**Set task**
Copy whichever lines contain the string "Completed".
········
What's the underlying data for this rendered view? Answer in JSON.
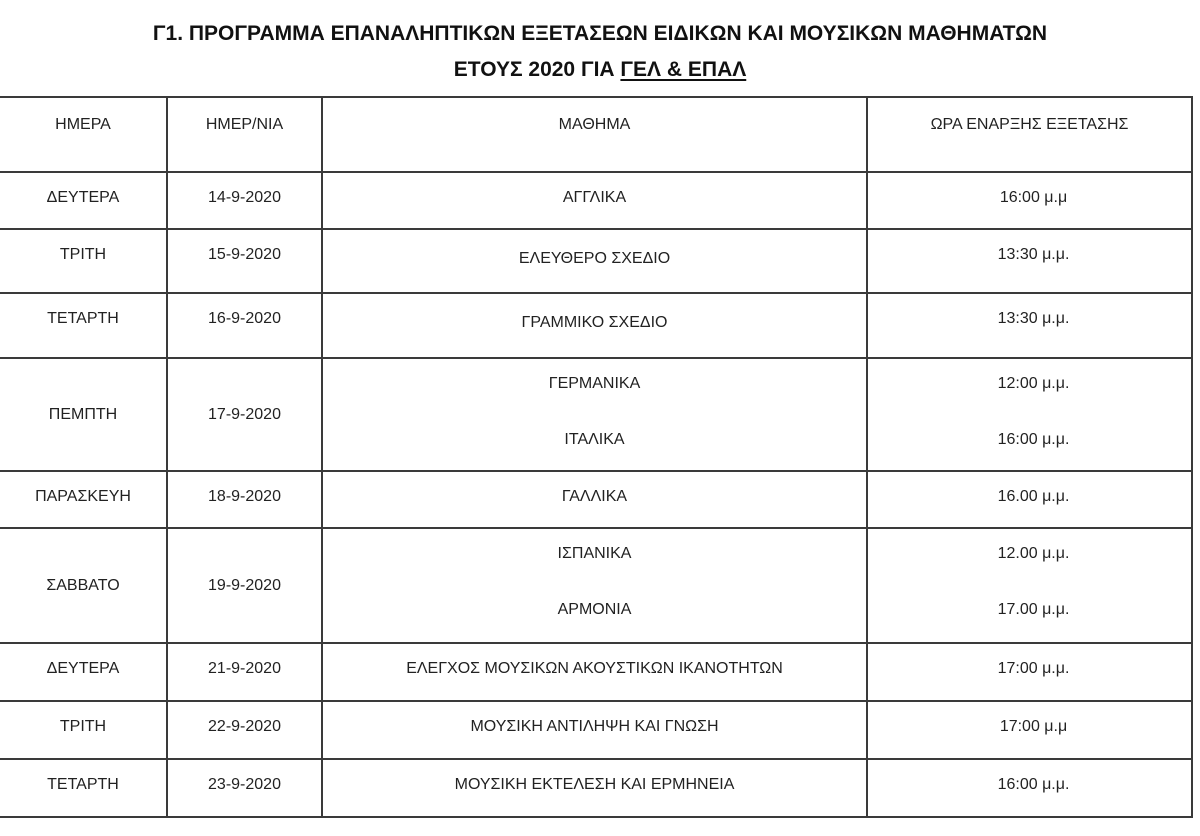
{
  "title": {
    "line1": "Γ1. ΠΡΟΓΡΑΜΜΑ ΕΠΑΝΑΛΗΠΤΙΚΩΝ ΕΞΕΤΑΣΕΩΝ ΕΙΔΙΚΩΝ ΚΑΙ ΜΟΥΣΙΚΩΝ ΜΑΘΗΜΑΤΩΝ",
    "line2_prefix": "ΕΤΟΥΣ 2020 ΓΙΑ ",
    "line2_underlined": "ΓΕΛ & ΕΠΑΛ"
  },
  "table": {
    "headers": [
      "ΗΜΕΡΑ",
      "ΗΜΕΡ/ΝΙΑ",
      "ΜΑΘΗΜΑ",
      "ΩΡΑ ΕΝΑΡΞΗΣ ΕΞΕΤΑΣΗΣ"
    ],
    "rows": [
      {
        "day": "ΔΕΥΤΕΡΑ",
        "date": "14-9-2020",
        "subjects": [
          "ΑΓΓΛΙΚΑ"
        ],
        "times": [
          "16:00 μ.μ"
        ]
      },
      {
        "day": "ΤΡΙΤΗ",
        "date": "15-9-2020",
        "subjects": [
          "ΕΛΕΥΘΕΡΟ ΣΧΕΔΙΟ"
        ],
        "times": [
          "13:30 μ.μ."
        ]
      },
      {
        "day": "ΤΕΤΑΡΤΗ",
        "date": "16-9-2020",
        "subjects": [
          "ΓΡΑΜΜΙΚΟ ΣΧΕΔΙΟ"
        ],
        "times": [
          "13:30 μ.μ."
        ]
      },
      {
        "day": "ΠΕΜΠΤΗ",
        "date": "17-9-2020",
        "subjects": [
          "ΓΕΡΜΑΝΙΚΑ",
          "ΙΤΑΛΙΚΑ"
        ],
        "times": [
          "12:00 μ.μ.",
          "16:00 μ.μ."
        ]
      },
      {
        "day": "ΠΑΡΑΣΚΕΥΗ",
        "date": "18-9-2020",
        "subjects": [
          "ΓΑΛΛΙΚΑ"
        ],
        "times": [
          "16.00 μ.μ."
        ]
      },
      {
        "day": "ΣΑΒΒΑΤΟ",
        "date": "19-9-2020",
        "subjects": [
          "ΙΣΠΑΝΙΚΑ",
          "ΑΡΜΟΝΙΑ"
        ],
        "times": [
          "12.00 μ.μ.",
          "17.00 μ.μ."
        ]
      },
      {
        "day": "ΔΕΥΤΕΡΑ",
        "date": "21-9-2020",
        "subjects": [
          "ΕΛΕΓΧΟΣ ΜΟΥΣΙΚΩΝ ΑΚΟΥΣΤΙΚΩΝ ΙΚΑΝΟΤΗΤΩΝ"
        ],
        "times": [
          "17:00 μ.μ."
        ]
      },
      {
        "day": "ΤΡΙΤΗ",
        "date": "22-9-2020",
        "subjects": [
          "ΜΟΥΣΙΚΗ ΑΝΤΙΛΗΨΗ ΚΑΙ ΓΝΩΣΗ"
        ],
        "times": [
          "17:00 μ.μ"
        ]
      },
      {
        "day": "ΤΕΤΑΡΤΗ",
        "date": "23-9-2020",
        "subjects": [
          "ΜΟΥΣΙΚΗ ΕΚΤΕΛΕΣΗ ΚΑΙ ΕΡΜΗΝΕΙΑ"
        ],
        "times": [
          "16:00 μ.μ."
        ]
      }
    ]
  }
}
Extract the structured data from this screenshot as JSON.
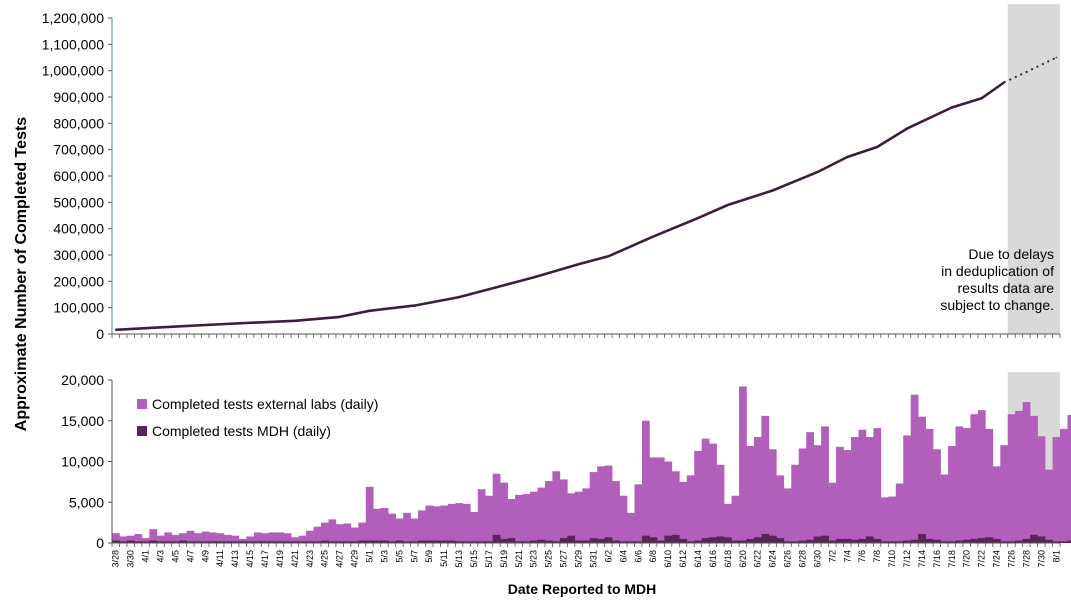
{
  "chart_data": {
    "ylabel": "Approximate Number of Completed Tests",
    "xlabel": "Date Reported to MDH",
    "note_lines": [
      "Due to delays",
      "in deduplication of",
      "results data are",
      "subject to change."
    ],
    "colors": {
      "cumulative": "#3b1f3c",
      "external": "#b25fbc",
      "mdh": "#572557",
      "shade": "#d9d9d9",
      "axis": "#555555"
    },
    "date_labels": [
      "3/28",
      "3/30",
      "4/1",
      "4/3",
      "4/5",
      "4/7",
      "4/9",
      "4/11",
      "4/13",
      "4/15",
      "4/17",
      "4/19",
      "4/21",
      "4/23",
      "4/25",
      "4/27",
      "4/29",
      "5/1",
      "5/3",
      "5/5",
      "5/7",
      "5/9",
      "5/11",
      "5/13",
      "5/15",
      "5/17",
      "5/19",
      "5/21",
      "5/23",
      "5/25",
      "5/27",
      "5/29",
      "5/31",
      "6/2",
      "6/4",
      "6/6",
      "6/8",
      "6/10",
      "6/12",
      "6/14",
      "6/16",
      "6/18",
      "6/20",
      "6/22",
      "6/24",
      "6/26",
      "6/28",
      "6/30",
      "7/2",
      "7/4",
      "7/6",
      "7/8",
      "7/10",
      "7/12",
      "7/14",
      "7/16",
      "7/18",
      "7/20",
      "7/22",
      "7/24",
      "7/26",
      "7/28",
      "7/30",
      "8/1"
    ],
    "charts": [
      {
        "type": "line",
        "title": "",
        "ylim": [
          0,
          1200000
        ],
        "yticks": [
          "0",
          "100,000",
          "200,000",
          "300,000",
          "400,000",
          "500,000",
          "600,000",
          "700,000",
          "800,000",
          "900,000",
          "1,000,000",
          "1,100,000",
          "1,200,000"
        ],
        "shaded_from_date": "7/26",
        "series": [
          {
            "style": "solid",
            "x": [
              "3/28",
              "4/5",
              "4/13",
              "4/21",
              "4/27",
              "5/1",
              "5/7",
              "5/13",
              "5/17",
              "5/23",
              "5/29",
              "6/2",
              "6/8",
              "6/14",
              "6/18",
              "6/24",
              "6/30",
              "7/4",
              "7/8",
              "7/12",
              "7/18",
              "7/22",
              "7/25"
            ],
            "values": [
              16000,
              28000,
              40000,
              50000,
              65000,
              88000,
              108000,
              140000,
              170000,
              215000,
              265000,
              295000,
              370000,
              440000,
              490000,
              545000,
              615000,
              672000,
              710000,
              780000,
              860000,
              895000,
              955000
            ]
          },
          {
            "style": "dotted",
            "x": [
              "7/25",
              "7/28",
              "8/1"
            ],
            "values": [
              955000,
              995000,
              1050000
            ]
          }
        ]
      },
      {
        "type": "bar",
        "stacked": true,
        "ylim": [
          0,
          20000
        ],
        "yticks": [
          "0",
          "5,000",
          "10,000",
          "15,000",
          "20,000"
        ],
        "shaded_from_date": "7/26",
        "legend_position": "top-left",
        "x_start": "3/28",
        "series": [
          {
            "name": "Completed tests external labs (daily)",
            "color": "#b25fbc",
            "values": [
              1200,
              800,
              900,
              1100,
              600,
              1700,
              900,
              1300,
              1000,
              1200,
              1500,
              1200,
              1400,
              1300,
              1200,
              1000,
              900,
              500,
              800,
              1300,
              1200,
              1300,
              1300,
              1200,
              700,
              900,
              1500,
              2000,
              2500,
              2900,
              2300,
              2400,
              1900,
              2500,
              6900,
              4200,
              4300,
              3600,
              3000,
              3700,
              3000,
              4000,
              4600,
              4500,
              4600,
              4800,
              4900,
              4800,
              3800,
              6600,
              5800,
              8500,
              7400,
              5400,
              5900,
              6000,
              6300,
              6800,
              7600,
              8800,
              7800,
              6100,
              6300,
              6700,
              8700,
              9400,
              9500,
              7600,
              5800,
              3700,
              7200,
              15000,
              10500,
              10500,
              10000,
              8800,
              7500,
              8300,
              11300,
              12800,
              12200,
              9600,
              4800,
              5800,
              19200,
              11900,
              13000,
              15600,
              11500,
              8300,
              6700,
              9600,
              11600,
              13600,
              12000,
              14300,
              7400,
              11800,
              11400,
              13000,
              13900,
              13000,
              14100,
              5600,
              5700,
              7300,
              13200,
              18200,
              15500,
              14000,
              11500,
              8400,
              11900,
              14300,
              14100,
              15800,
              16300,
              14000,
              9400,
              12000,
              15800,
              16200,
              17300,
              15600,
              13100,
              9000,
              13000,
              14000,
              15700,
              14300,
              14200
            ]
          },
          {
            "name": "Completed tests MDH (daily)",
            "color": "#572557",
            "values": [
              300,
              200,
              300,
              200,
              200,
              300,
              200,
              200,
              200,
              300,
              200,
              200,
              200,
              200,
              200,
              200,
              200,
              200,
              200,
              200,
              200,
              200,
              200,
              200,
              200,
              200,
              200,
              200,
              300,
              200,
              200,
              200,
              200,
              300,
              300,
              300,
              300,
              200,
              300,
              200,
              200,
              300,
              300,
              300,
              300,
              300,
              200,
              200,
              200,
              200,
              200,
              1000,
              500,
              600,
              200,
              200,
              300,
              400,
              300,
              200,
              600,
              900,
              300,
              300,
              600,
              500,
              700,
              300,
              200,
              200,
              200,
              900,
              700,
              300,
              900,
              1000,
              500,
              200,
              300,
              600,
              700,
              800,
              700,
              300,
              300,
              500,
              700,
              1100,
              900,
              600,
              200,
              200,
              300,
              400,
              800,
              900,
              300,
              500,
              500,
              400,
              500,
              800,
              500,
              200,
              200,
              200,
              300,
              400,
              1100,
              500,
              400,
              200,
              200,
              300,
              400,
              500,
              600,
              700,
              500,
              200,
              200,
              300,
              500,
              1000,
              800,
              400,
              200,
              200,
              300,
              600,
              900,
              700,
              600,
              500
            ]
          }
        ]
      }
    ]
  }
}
········
**Written solution**
    "ylabel": "Approximate Number of Completed Tests",
            "name": "Completed tests external labs (daily)",
            "name": "Completed tests MDH (daily)",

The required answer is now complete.